United States District Court, E.D. California
ORDER TO SHOW CAUSE
(ECF No. 1)
GARY S. AUSTIN, Magistrate Judge.
Petitioner is a state prisoner proceeding pro se with a petition for writ of habeas corpus pursuant to 28 U.S.C. § 2254. He has consented to the jurisdiction of the Magistrate Judge pursuant to 28 U.S.C. § 636(c).
On September 21, 2014, Petitioner filed the instant Petition for writ of habeas corpus. He raises the following two grounds for relief in his Petition: (1) "Diplomatic immunity from prosecution by the State court;" and (2) "Denial of Petitioner's right to appeal... by upholding the trail court's grant of appellant's forced, coerced, and induced waiving of right to counsel." (Pet. at 5, ECF No. 1).
A petitioner who is in state custody and wishes to collaterally challenge his conviction by a petition for writ of habeas corpus must exhaust state judicial remedies. 28 U.S.C. § 2254(b)(1). The exhaustion doctrine is based on comity to the state court and gives the state court the initial opportunity to correct the state's alleged constitutional deprivations. Coleman v. Thompson , 501 U.S. 722, 731 (1991); Rose v. Lundy , 455 U.S. 509, 518 (1982); Buffalo v. Sunn , 854 F.2d 1158, 1163 (9th Cir. 1988).
A petitioner can satisfy the exhaustion requirement by providing the highest state court with a full and fair opportunity to consider each claim before presenting it to the federal court. Duncan v. Henry , 513 U.S. 364, 365 (1995); Picard v. Connor , 404 U.S. 270, 276 (1971); Johnson v. Zenon , 88 F.3d 828, 829 (9th Cir. 1996). A federal court will find that the highest state court was given a full and fair opportunity to hear a claim if the petitioner has presented the highest state court with the claim's factual and legal basis. Duncan , 513 U.S. at 365 (legal basis); Kenney v. Tamayo-Reyes , 504 U.S. 1, 8-10 (1992) (factual basis).

[Annotated element listings]
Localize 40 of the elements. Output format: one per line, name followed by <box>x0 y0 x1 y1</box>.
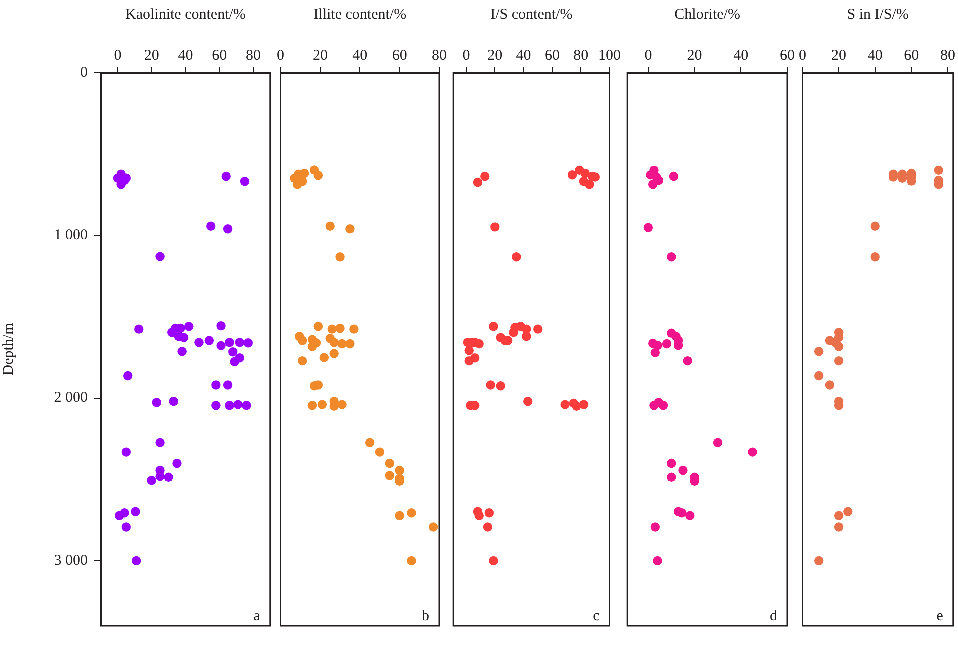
x-tick-label: 20 <box>687 48 702 64</box>
x-tick-label: 40 <box>352 48 368 64</box>
x-tick-label: 40 <box>178 48 194 64</box>
y-tick-label: 3 000 <box>54 552 88 569</box>
x-tick-label: 0 <box>462 48 470 64</box>
x-tick-label: 20 <box>144 48 160 64</box>
annotation: c <box>593 608 600 624</box>
x-tick-label: 80 <box>574 48 589 64</box>
x-tick-label: 80 <box>432 48 447 64</box>
x-tick-label: 40 <box>734 48 749 64</box>
x-tick-label: 0 <box>644 48 652 64</box>
annotation: d <box>770 608 778 624</box>
annotation: a <box>254 608 261 624</box>
x-tick-label: 100 <box>598 48 621 64</box>
x-tick-label: 60 <box>212 48 228 64</box>
x-tick-label: 40 <box>516 48 532 64</box>
x-axis-title: Kaolinite content/% <box>126 6 246 23</box>
y-tick-label: 0 <box>80 64 88 81</box>
annotation: b <box>422 608 430 624</box>
x-tick-label: 60 <box>780 48 795 64</box>
x-tick-label: 80 <box>246 48 261 64</box>
x-axis-title: Illite content/% <box>314 6 407 23</box>
x-tick-label: 0 <box>799 48 806 64</box>
x-axis-title: Chlorite/% <box>674 6 740 23</box>
x-tick-label: 40 <box>868 48 883 64</box>
x-tick-label: 0 <box>277 48 284 64</box>
x-tick-label: 20 <box>832 48 847 64</box>
y-tick-label: 1 000 <box>54 228 88 244</box>
x-tick-label: 60 <box>392 48 408 64</box>
x-tick-label: 20 <box>488 48 503 64</box>
x-tick-label: 0 <box>114 48 122 64</box>
x-tick-label: 20 <box>312 48 328 64</box>
x-axis-title: I/S content/% <box>490 6 573 23</box>
annotation: e <box>936 608 944 624</box>
x-axis-title: S in I/S/% <box>847 6 909 23</box>
y-axis-title: Depth/m <box>0 322 17 376</box>
y-tick-label: 2 000 <box>54 390 88 406</box>
x-tick-label: 60 <box>544 48 560 64</box>
x-tick-label: 80 <box>940 48 956 64</box>
x-tick-label: 60 <box>904 48 920 64</box>
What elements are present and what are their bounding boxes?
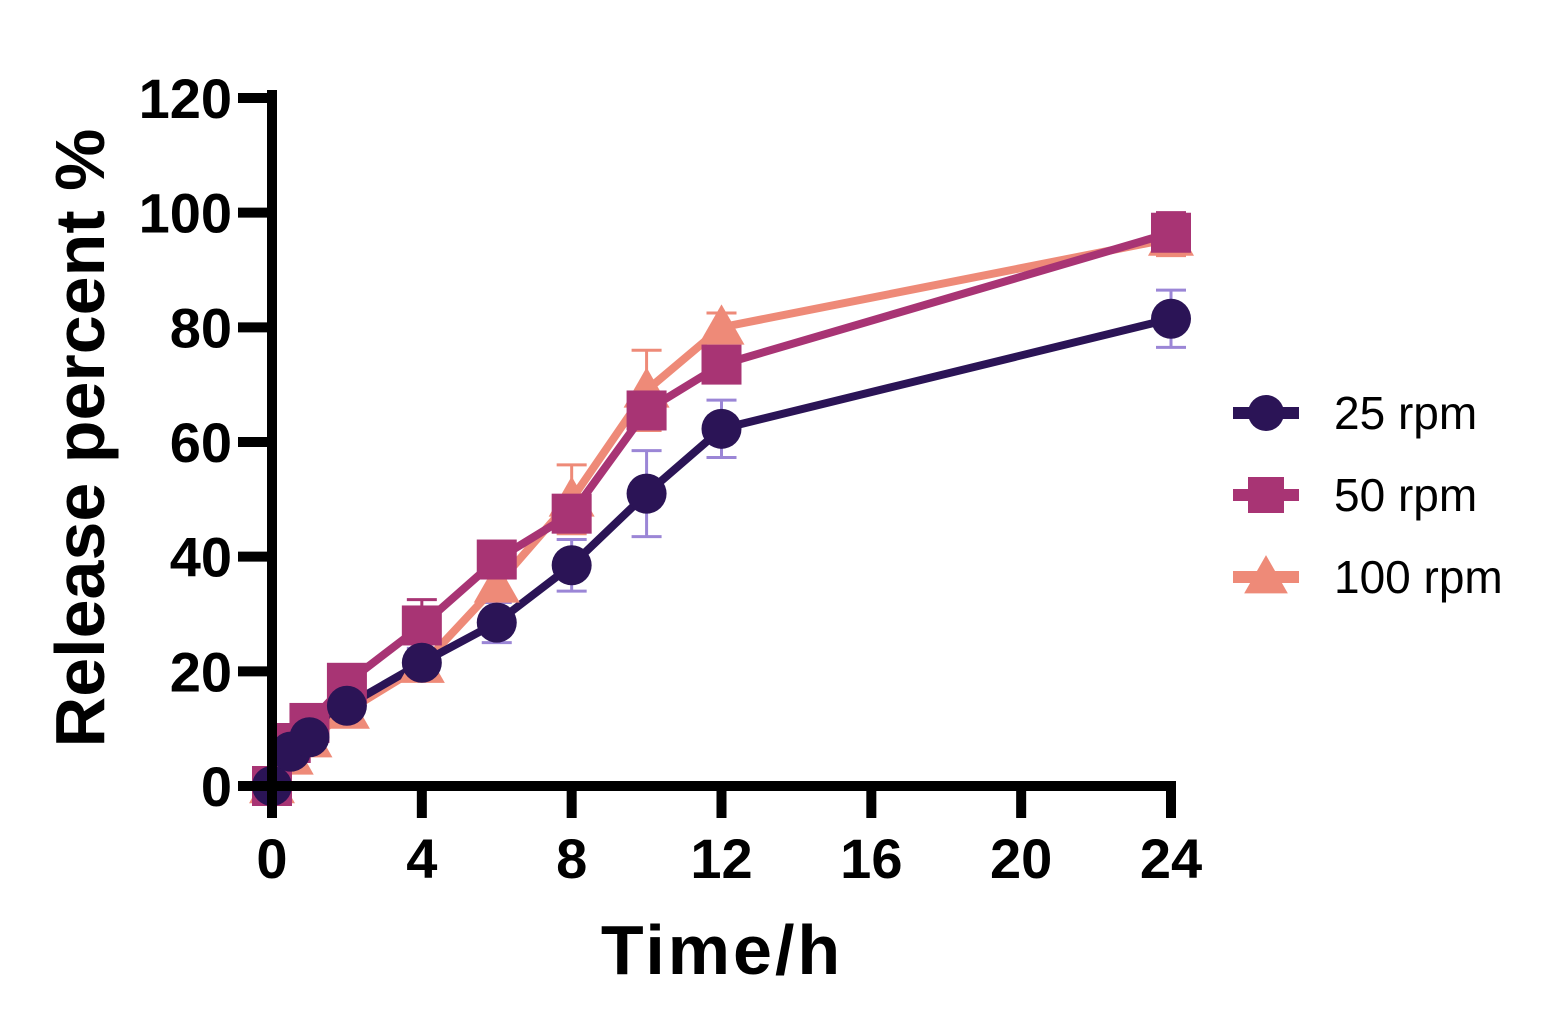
legend-marker [1248,395,1284,431]
x-tick-label: 4 [406,827,437,890]
data-point [698,304,745,345]
data-point [476,539,517,580]
data-point [701,344,742,385]
series-markers [249,212,1194,806]
legend-label: 100 rpm [1334,551,1503,603]
y-tick-label: 60 [170,411,232,474]
data-point [626,473,667,514]
legend-label: 25 rpm [1334,387,1477,439]
data-point [626,390,667,431]
x-ticks: 0 4 8 12 16 20 24 [256,786,1202,890]
data-point [401,605,442,646]
x-axis-title: Time/h [601,911,843,989]
x-tick-label: 24 [1140,827,1202,890]
legend-marker [1244,555,1288,594]
y-axis-title: Release percent % [41,129,119,748]
x-tick-label: 16 [840,827,902,890]
x-tick-label: 8 [556,827,587,890]
data-point [1151,298,1191,339]
data-point [289,717,330,758]
y-tick-label: 100 [139,182,232,245]
y-tick-label: 20 [170,640,232,703]
data-point [551,545,592,586]
data-point [551,493,592,534]
data-point [473,562,520,603]
y-tick-label: 120 [139,67,232,130]
y-ticks: 0 20 40 60 80 100 120 [139,67,272,818]
data-point [476,602,517,643]
x-tick-label: 12 [690,827,752,890]
y-tick-label: 80 [170,296,232,359]
data-point [701,408,742,449]
data-point [1151,212,1191,253]
legend-label: 50 rpm [1334,469,1477,521]
x-tick-label: 0 [256,827,287,890]
x-tick-label: 20 [990,827,1052,890]
legend: 25 rpm 50 rpm 100 rpm [1233,387,1503,603]
y-tick-label: 0 [201,755,232,818]
legend-marker [1248,477,1284,513]
data-point [401,642,442,683]
y-tick-label: 40 [170,526,232,589]
series-line-25-rpm [268,314,1172,788]
data-point [326,685,367,726]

BRIEF 1
According to the court order, on what date did the petitioner file the habeas petition?
BRIEF 2
Copy the passage of the court order word for word, beginning at the words "United States District" and stopping after "ECF No. 1).".
BRIEF 3
Condense the court order's paragraph that opens with "A petitioner can satisfy the exhaustion requirement" into a shorter version that keeps its main points.
Rely only on the court order to complete these tasks.

EXPECTED OUTPUT 1
September 21, 2014.

EXPECTED OUTPUT 2
United States District Court, E.D. California
ORDER TO SHOW CAUSE
(ECF No. 1)
GARY S. AUSTIN, Magistrate Judge.
Petitioner is a state prisoner proceeding pro se with a petition for writ of habeas corpus pursuant to 28 U.S.C. § 2254. He has consented to the jurisdiction of the Magistrate Judge pursuant to 28 U.S.C. § 636(c).
On September 21, 2014, Petitioner filed the instant Petition for writ of habeas corpus. He raises the following two grounds for relief in his Petition: (1) "Diplomatic immunity from prosecution by the State court;" and (2) "Denial of Petitioner's right to appeal... by upholding the trail court's grant of appellant's forced, coerced, and induced waiving of right to counsel." (Pet. at 5, ECF No. 1).

EXPECTED OUTPUT 3
To meet the exhaustion requirement, a petitioner must give the highest state court a full and fair opportunity to consider each claim before bringing it to federal court. A federal court treats that opportunity as given if the petitioner presented the highest state court with the claim's factual and legal basis.